Текст -
- - - -

Главное же: сверхнароду Российскому предстоит рано или поздно стать во главе созидания интеррелигии и интеркультуры. Возможно, что в дальнейшем ведущие роли в этом процессе перейдут к другим народам, но задача закладывания основ ляжет, по-видимому, именно на его плечи. Такому народу больше, чем какому-нибудь другому, необходимо не только знание, но и душевное понимание чужих психологий, умение синтетически претворять и любить другие умственные уклады, культурные облики, жизненные идеалы, иные расовые и национальные выражения духа. Что же могло бы сильнее способствовать этому, как не взаимопроникновение, дружеское, и, конечно, не единиц, а именно широких слоев, с историческими реальностями других культур? Что иное могло бы так уберечь от навязывания другим народам именно своего и только своего социально-политического строя, именно у нас господствующего в данный момент мировоззрения?.. – В нашей истории должно было быть, но, к великому горю нашему и всего мира, не совершилось культурное паломничество на Восток и Юг.
Пока мы не освободимся от нашей национально-культурной спеси, пока не перестанем чувствовать так, как если бы Россия и в самом деле была лучшей страной на свете, – до тех пор из нашего огромного массива не получится ничего, кроме деспотической угрозы для человечества.
Возможно, некоторых из читающих мои аргументы не убедили, и они остались при своем недоумении относительно того, как же можно сожалеть о том, что российская экспансия не направилась полтораста лет назад в сторону Ирана. Разве не сводятся мои аргументы к перечислению выгод, которые получила бы от этой экспансии Россия, а интересы Ирана совершенно не принимаются в расчет?

- - - -

Исходные записи -
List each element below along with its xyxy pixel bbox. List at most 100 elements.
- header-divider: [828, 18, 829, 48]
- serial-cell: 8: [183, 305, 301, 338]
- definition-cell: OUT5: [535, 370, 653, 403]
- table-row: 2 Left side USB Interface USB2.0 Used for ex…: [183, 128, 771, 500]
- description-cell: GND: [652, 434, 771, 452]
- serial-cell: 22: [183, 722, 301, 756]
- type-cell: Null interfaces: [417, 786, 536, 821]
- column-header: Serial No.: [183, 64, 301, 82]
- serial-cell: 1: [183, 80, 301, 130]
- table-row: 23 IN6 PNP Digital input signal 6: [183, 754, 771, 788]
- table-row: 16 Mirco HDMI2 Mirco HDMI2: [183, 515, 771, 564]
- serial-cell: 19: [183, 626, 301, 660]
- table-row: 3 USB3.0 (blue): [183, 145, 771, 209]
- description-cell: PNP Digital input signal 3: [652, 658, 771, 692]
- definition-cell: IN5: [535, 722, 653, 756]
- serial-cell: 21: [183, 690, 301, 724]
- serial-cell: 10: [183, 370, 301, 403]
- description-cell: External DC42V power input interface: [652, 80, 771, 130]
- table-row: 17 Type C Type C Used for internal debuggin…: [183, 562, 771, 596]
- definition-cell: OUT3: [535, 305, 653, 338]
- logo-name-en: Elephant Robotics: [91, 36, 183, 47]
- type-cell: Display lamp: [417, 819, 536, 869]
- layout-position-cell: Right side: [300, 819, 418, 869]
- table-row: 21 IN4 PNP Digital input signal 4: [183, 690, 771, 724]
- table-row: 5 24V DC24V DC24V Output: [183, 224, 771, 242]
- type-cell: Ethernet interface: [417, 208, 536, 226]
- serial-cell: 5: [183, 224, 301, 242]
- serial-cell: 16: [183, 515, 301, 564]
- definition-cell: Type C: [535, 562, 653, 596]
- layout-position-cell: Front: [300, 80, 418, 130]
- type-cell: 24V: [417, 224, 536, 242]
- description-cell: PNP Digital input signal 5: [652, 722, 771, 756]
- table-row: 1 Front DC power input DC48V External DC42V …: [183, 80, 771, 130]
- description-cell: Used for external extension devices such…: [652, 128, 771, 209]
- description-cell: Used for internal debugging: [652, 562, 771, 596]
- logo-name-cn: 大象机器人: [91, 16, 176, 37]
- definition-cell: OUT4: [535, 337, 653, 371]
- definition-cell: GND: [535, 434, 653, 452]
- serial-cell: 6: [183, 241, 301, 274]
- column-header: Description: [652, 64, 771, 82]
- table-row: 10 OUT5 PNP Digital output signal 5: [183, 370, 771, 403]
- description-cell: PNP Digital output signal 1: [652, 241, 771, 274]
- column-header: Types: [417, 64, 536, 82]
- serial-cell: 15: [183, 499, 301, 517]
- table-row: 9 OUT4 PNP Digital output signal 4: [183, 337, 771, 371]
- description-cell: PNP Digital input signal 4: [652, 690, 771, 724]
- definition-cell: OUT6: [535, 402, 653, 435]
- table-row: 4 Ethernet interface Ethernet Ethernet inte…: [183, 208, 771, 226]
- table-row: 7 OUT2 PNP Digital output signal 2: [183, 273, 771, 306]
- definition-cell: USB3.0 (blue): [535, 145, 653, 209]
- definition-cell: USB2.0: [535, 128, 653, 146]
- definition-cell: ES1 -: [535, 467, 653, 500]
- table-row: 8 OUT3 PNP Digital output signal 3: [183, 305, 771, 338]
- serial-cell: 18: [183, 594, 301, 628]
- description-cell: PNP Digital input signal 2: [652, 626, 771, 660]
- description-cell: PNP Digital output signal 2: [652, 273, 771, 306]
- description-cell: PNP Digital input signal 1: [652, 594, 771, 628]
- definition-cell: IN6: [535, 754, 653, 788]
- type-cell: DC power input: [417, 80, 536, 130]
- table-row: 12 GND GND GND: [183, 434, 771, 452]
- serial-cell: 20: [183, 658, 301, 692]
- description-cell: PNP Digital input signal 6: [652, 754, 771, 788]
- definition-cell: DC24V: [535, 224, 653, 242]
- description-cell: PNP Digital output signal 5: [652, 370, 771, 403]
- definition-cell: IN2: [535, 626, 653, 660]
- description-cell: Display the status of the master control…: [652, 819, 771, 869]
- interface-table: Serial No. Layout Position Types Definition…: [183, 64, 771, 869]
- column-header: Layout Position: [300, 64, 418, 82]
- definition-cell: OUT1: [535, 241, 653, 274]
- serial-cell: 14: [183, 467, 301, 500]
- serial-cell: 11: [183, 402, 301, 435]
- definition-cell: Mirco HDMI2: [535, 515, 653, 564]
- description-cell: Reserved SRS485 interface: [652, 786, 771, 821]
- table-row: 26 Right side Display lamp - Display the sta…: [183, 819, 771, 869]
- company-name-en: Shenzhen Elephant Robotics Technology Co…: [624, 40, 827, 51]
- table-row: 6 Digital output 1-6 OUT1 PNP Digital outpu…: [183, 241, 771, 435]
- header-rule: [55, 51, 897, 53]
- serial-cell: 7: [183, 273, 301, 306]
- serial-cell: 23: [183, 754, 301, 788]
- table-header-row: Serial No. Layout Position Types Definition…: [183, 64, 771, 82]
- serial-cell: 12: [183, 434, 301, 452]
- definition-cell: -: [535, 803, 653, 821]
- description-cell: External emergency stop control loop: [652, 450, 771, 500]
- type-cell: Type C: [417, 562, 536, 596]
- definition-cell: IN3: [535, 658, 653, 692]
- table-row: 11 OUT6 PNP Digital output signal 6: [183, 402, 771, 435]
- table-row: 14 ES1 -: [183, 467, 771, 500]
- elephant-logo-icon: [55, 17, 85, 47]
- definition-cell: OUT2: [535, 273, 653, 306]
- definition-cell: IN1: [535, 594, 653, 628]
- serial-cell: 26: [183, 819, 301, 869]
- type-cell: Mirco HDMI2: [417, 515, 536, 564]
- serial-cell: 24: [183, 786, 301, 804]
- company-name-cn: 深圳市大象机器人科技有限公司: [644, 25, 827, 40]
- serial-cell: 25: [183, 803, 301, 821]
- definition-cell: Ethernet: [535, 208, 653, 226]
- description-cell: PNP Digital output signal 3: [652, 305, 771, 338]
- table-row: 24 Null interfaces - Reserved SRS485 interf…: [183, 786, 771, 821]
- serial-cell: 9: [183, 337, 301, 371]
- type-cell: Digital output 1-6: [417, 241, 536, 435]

- - - -

Задания -
(A) Перечислите всё, что, согласно отрывку о России и чужих культурах, такой народ должен уметь «синтетически претворять и любить».
(B) Продолжите отрывок о России и чужих культурах, начав сразу после его последней фразы.
Записи здесь не понадобятся.

Ответы -
(A) Другие умственные уклады, культурные облики, жизненные идеалы, иные расовые и национальные выражения духа.

(B)
Нет. Аргументы мои сводятся совсем к другому. Они сводятся к перечислению тех преимуществ, какие приобрел бы в случае этой экспансии российский сверхнарод не сам по себе и не сам для себя, а в качестве носителя совершенно определенной всемирной миссии. Сами по себе народы России просуществовали эти полтораста лет без присоединения Ирана, не погибнув и не захирев. И если бы моим ходом мыслей руководил национальный эгоизм, они были бы выражены где угодно, но только не на страницах «Розы Мира». Те изменения в российской культуре, истории, психологии, характере и мироотношении, которые вызвала бы эта экспансия, отразились бы и на том, что распространяет над миром Россия в середине и к концу XX столетия. Распространяемое ею было бы иным: более широким, свободным и гуманным, более терпимым, ласковым и добрым, более духовным. А в этом заинтересованы все народы мира, и народ иранский не меньше других. Исторические же потери, которые понес бы этот народ в случае завоевания Ирана русскими полтораста лет назад, вряд ли сделали бы его более несчастным, чем он был эти полтораста лет под владычеством своих шахов, и уж во всяком случае не более несчастным, чем была Средняя Азия после присоединения ее к России.
Но ведь выхода в Индийский океан – скажут – не произошло. Зачем же такая тирада о том, что упущено?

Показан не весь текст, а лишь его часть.